Your objective:
Word for word, restate every line of the material.

Input material:

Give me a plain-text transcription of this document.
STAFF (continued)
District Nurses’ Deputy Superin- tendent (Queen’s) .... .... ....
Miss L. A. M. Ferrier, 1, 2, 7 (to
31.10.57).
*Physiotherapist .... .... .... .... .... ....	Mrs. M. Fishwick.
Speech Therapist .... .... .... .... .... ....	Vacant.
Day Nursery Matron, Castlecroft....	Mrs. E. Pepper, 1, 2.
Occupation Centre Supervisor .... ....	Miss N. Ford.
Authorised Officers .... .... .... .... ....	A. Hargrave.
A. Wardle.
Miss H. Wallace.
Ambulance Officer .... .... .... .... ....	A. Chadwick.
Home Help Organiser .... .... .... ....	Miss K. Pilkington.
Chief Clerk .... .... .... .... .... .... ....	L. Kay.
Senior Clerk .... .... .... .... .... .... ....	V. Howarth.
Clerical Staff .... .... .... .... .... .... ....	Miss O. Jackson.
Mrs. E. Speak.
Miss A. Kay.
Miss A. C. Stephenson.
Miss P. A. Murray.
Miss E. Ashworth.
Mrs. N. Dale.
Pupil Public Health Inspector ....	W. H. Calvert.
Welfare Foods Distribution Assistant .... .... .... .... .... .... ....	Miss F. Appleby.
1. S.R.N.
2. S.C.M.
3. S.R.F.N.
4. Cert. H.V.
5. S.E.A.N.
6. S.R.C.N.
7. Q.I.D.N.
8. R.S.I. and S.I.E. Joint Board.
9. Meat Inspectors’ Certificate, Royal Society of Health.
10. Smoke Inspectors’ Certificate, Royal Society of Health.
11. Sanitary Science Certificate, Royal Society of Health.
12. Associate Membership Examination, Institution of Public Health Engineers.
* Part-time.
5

Complete output:
Give me a plain-text transcription of this document.
STAFF (continued)
District Nurses’ Deputy Superin- tendent (Queen’s) .... .... ....
Miss L. A. M. Ferrier, 1, 2, 7 (to
31.10.57).
*Physiotherapist .... .... .... .... .... ....	Mrs. M. Fishwick.
Speech Therapist .... .... .... .... .... ....	Vacant.
Day Nursery Matron, Castlecroft....	Mrs. E. Pepper, 1, 2.
Occupation Centre Supervisor .... ....	Miss N. Ford.
Authorised Officers .... .... .... .... ....	A. Hargrave.
A. Wardle.
Miss H. Wallace.
Ambulance Officer .... .... .... .... ....	A. Chadwick.
Home Help Organiser .... .... .... ....	Miss K. Pilkington.
Chief Clerk .... .... .... .... .... .... ....	L. Kay.
Senior Clerk .... .... .... .... .... .... ....	V. Howarth.
Clerical Staff .... .... .... .... .... .... ....	Miss O. Jackson.
Mrs. E. Speak.
Miss A. Kay.
Miss A. C. Stephenson.
Miss P. A. Murray.
Miss E. Ashworth.
Mrs. N. Dale.
Pupil Public Health Inspector ....	W. H. Calvert.
Welfare Foods Distribution Assistant .... .... .... .... .... .... ....	Miss F. Appleby.
1. S.R.N.
2. S.C.M.
3. S.R.F.N.
4. Cert. H.V.
5. S.E.A.N.
6. S.R.C.N.
7. Q.I.D.N.
8. R.S.I. and S.I.E. Joint Board.
9. Meat Inspectors’ Certificate, Royal Society of Health.
10. Smoke Inspectors’ Certificate, Royal Society of Health.
11. Sanitary Science Certificate, Royal Society of Health.
12. Associate Membership Examination, Institution of Public Health Engineers.
* Part-time.
5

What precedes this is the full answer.